What you need to do: Return each line from the entries below that contains the string "Test", copied in full.
# # # # # # #
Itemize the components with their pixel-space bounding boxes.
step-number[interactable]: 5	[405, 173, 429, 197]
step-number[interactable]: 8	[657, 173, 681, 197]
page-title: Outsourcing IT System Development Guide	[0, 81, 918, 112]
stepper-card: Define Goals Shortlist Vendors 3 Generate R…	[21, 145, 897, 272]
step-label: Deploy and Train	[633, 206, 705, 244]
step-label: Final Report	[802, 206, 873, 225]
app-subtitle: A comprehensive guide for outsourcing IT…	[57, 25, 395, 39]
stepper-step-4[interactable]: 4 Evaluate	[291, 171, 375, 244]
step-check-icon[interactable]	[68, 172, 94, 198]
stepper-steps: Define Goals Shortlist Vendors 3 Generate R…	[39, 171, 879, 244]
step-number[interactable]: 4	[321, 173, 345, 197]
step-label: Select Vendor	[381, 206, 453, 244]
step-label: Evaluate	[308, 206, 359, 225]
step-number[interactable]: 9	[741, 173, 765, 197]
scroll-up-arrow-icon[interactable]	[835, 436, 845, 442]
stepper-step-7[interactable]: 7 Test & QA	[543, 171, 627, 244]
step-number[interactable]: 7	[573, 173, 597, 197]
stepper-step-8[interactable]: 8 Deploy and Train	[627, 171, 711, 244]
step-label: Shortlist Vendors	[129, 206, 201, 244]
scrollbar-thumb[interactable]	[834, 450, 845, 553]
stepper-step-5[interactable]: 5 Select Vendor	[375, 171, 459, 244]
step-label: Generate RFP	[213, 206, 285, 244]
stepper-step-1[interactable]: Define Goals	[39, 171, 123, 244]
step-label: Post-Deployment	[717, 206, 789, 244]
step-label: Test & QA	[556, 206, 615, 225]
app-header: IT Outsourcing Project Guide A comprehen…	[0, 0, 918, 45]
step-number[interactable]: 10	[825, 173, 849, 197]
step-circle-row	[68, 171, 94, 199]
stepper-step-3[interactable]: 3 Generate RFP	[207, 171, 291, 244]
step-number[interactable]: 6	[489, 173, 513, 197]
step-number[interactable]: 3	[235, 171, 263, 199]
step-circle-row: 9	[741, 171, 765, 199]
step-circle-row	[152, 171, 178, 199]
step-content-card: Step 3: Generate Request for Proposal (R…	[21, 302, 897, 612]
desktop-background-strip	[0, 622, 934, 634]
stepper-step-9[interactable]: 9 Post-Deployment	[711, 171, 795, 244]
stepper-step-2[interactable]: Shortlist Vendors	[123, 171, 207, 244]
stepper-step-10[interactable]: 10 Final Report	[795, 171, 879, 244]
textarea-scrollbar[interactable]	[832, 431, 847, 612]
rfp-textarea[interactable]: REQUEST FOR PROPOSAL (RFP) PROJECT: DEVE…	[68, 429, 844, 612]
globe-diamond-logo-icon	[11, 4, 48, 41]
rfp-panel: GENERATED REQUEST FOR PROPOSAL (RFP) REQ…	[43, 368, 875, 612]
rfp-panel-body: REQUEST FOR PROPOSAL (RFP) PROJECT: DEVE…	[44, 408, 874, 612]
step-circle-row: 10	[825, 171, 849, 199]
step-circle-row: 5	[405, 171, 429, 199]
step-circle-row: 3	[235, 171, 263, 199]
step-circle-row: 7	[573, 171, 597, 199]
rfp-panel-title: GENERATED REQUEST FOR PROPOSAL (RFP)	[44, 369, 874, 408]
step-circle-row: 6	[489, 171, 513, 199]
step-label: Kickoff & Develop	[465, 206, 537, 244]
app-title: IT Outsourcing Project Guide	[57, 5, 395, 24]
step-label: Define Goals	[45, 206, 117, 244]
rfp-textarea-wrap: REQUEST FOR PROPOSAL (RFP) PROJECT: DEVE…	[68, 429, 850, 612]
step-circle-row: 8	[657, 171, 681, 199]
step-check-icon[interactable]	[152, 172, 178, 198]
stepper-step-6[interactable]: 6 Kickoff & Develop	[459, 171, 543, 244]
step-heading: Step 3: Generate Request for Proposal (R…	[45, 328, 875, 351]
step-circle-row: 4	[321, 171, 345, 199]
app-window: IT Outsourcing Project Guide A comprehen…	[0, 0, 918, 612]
# # # # # # #
Solution to this exercise:
stepper-step-7[interactable]: 7 Test & QA	[543, 171, 627, 244]
step-label: Test & QA	[556, 206, 615, 225]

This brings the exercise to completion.